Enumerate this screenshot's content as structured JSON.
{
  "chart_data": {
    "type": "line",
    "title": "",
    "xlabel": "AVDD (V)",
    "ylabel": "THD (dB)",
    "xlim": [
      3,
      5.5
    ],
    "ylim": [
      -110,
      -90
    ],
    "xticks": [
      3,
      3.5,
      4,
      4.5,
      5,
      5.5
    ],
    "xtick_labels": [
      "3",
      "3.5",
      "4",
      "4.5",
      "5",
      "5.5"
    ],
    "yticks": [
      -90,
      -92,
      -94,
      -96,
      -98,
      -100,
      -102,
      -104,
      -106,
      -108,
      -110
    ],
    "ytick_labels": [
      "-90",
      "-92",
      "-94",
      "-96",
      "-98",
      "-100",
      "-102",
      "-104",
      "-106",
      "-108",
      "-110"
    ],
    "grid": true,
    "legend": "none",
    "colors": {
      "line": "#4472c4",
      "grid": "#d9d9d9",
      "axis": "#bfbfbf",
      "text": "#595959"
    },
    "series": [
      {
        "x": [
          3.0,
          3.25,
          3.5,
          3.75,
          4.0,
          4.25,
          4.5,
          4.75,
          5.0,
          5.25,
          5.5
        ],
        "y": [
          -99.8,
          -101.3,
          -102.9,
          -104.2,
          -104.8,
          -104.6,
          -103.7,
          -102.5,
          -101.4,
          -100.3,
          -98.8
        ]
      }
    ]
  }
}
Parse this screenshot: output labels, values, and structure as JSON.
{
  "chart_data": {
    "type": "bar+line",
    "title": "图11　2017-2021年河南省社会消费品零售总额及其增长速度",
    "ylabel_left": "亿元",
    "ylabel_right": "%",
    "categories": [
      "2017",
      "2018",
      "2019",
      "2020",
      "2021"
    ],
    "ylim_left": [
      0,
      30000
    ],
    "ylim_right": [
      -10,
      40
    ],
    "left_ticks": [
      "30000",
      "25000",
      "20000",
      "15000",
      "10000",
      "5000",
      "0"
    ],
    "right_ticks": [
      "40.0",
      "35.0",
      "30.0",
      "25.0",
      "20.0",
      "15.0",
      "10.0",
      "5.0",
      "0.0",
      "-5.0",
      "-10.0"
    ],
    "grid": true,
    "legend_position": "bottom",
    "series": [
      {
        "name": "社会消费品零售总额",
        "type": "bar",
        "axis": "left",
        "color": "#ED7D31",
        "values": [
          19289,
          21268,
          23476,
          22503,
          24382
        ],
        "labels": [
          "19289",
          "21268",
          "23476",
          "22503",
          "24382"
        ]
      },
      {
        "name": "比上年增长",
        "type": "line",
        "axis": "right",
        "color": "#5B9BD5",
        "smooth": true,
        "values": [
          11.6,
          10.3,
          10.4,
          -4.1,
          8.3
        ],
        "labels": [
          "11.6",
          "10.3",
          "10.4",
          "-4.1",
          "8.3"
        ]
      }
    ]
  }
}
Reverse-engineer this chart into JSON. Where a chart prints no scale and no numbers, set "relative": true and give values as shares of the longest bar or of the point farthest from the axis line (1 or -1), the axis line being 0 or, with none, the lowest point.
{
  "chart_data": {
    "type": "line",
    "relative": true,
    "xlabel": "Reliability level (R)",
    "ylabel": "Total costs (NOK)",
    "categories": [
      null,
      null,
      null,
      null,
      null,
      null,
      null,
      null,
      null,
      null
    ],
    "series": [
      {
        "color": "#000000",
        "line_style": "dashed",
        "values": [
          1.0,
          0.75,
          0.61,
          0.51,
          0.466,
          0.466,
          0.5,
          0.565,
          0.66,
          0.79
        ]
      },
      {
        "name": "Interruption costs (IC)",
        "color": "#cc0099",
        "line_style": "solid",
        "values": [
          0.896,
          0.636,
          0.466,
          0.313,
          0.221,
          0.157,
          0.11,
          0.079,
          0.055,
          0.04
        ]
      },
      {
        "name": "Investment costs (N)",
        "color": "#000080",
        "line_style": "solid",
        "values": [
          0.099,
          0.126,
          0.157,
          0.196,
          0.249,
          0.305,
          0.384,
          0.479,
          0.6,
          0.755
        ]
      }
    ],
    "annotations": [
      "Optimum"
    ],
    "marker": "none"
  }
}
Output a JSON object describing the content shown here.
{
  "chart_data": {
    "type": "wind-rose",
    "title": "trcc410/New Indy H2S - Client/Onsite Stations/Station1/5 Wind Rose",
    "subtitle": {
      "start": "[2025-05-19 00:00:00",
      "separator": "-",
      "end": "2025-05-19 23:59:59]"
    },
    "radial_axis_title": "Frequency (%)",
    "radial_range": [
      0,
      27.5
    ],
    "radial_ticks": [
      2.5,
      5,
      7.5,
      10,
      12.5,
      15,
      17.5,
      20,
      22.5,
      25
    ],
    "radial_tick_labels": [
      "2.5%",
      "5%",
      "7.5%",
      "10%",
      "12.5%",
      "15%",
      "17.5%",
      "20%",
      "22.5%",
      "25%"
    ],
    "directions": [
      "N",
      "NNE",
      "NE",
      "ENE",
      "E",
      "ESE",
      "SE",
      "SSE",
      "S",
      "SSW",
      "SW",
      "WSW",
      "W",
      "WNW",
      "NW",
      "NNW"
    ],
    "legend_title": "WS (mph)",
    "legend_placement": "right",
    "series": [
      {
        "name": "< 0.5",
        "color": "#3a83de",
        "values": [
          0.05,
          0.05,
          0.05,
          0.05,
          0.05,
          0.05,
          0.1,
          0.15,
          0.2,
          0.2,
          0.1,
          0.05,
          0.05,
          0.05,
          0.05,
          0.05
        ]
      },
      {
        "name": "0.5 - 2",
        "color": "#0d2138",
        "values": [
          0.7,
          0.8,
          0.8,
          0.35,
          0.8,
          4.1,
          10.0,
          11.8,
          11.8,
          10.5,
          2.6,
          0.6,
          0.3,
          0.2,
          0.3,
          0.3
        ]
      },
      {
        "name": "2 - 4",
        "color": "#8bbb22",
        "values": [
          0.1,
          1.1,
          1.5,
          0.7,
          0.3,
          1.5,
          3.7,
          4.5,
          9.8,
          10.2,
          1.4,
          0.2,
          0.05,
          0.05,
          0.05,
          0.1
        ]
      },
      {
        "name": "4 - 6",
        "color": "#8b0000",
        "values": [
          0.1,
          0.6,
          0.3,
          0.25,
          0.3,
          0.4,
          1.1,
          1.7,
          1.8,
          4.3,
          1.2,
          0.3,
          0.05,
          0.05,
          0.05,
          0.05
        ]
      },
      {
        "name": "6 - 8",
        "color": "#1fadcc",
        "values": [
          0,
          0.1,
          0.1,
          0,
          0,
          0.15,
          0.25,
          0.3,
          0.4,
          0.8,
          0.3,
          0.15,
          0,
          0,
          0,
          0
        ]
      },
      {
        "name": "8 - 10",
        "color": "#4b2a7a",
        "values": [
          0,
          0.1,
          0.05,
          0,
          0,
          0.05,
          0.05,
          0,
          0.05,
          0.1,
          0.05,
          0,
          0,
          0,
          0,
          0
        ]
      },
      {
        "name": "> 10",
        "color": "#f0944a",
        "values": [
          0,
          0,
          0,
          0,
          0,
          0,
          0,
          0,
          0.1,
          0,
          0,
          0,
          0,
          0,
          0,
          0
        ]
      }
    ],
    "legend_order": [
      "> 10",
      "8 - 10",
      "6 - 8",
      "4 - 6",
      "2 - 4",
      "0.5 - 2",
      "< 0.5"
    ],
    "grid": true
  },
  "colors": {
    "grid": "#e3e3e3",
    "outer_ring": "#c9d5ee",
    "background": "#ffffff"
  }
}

GIVEN INSTRUCTION>
Retype all the records, matching them exactly.

ANSWER FOR THIS EXERCISE>
Enumerate this screenshot's content as structured JSON.
{
  "chart_data": {
    "type": "line",
    "title": "",
    "xlabel": "AVDD (V)",
    "ylabel": "THD (dB)",
    "xlim": [
      3,
      5.5
    ],
    "ylim": [
      -110,
      -90
    ],
    "xticks": [
      3,
      3.5,
      4,
      4.5,
      5,
      5.5
    ],
    "xtick_labels": [
      "3",
      "3.5",
      "4",
      "4.5",
      "5",
      "5.5"
    ],
    "yticks": [
      -90,
      -92,
      -94,
      -96,
      -98,
      -100,
      -102,
      -104,
      -106,
      -108,
      -110
    ],
    "ytick_labels": [
      "-90",
      "-92",
      "-94",
      "-96",
      "-98",
      "-100",
      "-102",
      "-104",
      "-106",
      "-108",
      "-110"
    ],
    "grid": true,
    "legend": "none",
    "colors": {
      "line": "#4472c4",
      "grid": "#d9d9d9",
      "axis": "#bfbfbf",
      "text": "#595959"
    },
    "series": [
      {
        "x": [
          3.0,
          3.25,
          3.5,
          3.75,
          4.0,
          4.25,
          4.5,
          4.75,
          5.0,
          5.25,
          5.5
        ],
        "y": [
          -99.8,
          -101.3,
          -102.9,
          -104.2,
          -104.8,
          -104.6,
          -103.7,
          -102.5,
          -101.4,
          -100.3,
          -98.8
        ]
      }
    ]
  }
}
Parse this screenshot: output labels, values, and structure as JSON.
{
  "chart_data": {
    "type": "bar+line",
    "title": "图11　2017-2021年河南省社会消费品零售总额及其增长速度",
    "ylabel_left": "亿元",
    "ylabel_right": "%",
    "categories": [
      "2017",
      "2018",
      "2019",
      "2020",
      "2021"
    ],
    "ylim_left": [
      0,
      30000
    ],
    "ylim_right": [
      -10,
      40
    ],
    "left_ticks": [
      "30000",
      "25000",
      "20000",
      "15000",
      "10000",
      "5000",
      "0"
    ],
    "right_ticks": [
      "40.0",
      "35.0",
      "30.0",
      "25.0",
      "20.0",
      "15.0",
      "10.0",
      "5.0",
      "0.0",
      "-5.0",
      "-10.0"
    ],
    "grid": true,
    "legend_position": "bottom",
    "series": [
      {
        "name": "社会消费品零售总额",
        "type": "bar",
        "axis": "left",
        "color": "#ED7D31",
        "values": [
          19289,
          21268,
          23476,
          22503,
          24382
        ],
        "labels": [
          "19289",
          "21268",
          "23476",
          "22503",
          "24382"
        ]
      },
      {
        "name": "比上年增长",
        "type": "line",
        "axis": "right",
        "color": "#5B9BD5",
        "smooth": true,
        "values": [
          11.6,
          10.3,
          10.4,
          -4.1,
          8.3
        ],
        "labels": [
          "11.6",
          "10.3",
          "10.4",
          "-4.1",
          "8.3"
        ]
      }
    ]
  }
}
Reverse-engineer this chart into JSON. Where a chart prints no scale and no numbers, set "relative": true and give values as shares of the longest bar or of the point farthest from the axis line (1 or -1), the axis line being 0 or, with none, the lowest point.
{
  "chart_data": {
    "type": "line",
    "relative": true,
    "xlabel": "Reliability level (R)",
    "ylabel": "Total costs (NOK)",
    "categories": [
      null,
      null,
      null,
      null,
      null,
      null,
      null,
      null,
      null,
      null
    ],
    "series": [
      {
        "color": "#000000",
        "line_style": "dashed",
        "values": [
          1.0,
          0.75,
          0.61,
          0.51,
          0.466,
          0.466,
          0.5,
          0.565,
          0.66,
          0.79
        ]
      },
      {
        "name": "Interruption costs (IC)",
        "color": "#cc0099",
        "line_style": "solid",
        "values": [
          0.896,
          0.636,
          0.466,
          0.313,
          0.221,
          0.157,
          0.11,
          0.079,
          0.055,
          0.04
        ]
      },
      {
        "name": "Investment costs (N)",
        "color": "#000080",
        "line_style": "solid",
        "values": [
          0.099,
          0.126,
          0.157,
          0.196,
          0.249,
          0.305,
          0.384,
          0.479,
          0.6,
          0.755
        ]
      }
    ],
    "annotations": [
      "Optimum"
    ],
    "marker": "none"
  }
}
Output a JSON object describing the content shown here.
{
  "chart_data": {
    "type": "wind-rose",
    "title": "trcc410/New Indy H2S - Client/Onsite Stations/Station1/5 Wind Rose",
    "subtitle": {
      "start": "[2025-05-19 00:00:00",
      "separator": "-",
      "end": "2025-05-19 23:59:59]"
    },
    "radial_axis_title": "Frequency (%)",
    "radial_range": [
      0,
      27.5
    ],
    "radial_ticks": [
      2.5,
      5,
      7.5,
      10,
      12.5,
      15,
      17.5,
      20,
      22.5,
      25
    ],
    "radial_tick_labels": [
      "2.5%",
      "5%",
      "7.5%",
      "10%",
      "12.5%",
      "15%",
      "17.5%",
      "20%",
      "22.5%",
      "25%"
    ],
    "directions": [
      "N",
      "NNE",
      "NE",
      "ENE",
      "E",
      "ESE",
      "SE",
      "SSE",
      "S",
      "SSW",
      "SW",
      "WSW",
      "W",
      "WNW",
      "NW",
      "NNW"
    ],
    "legend_title": "WS (mph)",
    "legend_placement": "right",
    "series": [
      {
        "name": "< 0.5",
        "color": "#3a83de",
        "values": [
          0.05,
          0.05,
          0.05,
          0.05,
          0.05,
          0.05,
          0.1,
          0.15,
          0.2,
          0.2,
          0.1,
          0.05,
          0.05,
          0.05,
          0.05,
          0.05
        ]
      },
      {
        "name": "0.5 - 2",
        "color": "#0d2138",
        "values": [
          0.7,
          0.8,
          0.8,
          0.35,
          0.8,
          4.1,
          10.0,
          11.8,
          11.8,
          10.5,
          2.6,
          0.6,
          0.3,
          0.2,
          0.3,
          0.3
        ]
      },
      {
        "name": "2 - 4",
        "color": "#8bbb22",
        "values": [
          0.1,
          1.1,
          1.5,
          0.7,
          0.3,
          1.5,
          3.7,
          4.5,
          9.8,
          10.2,
          1.4,
          0.2,
          0.05,
          0.05,
          0.05,
          0.1
        ]
      },
      {
        "name": "4 - 6",
        "color": "#8b0000",
        "values": [
          0.1,
          0.6,
          0.3,
          0.25,
          0.3,
          0.4,
          1.1,
          1.7,
          1.8,
          4.3,
          1.2,
          0.3,
          0.05,
          0.05,
          0.05,
          0.05
        ]
      },
      {
        "name": "6 - 8",
        "color": "#1fadcc",
        "values": [
          0,
          0.1,
          0.1,
          0,
          0,
          0.15,
          0.25,
          0.3,
          0.4,
          0.8,
          0.3,
          0.15,
          0,
          0,
          0,
          0
        ]
      },
      {
        "name": "8 - 10",
        "color": "#4b2a7a",
        "values": [
          0,
          0.1,
          0.05,
          0,
          0,
          0.05,
          0.05,
          0,
          0.05,
          0.1,
          0.05,
          0,
          0,
          0,
          0,
          0
        ]
      },
      {
        "name": "> 10",
        "color": "#f0944a",
        "values": [
          0,
          0,
          0,
          0,
          0,
          0,
          0,
          0,
          0.1,
          0,
          0,
          0,
          0,
          0,
          0,
          0
        ]
      }
    ],
    "legend_order": [
      "> 10",
      "8 - 10",
      "6 - 8",
      "4 - 6",
      "2 - 4",
      "0.5 - 2",
      "< 0.5"
    ],
    "grid": true
  },
  "colors": {
    "grid": "#e3e3e3",
    "outer_ring": "#c9d5ee",
    "background": "#ffffff"
  }
}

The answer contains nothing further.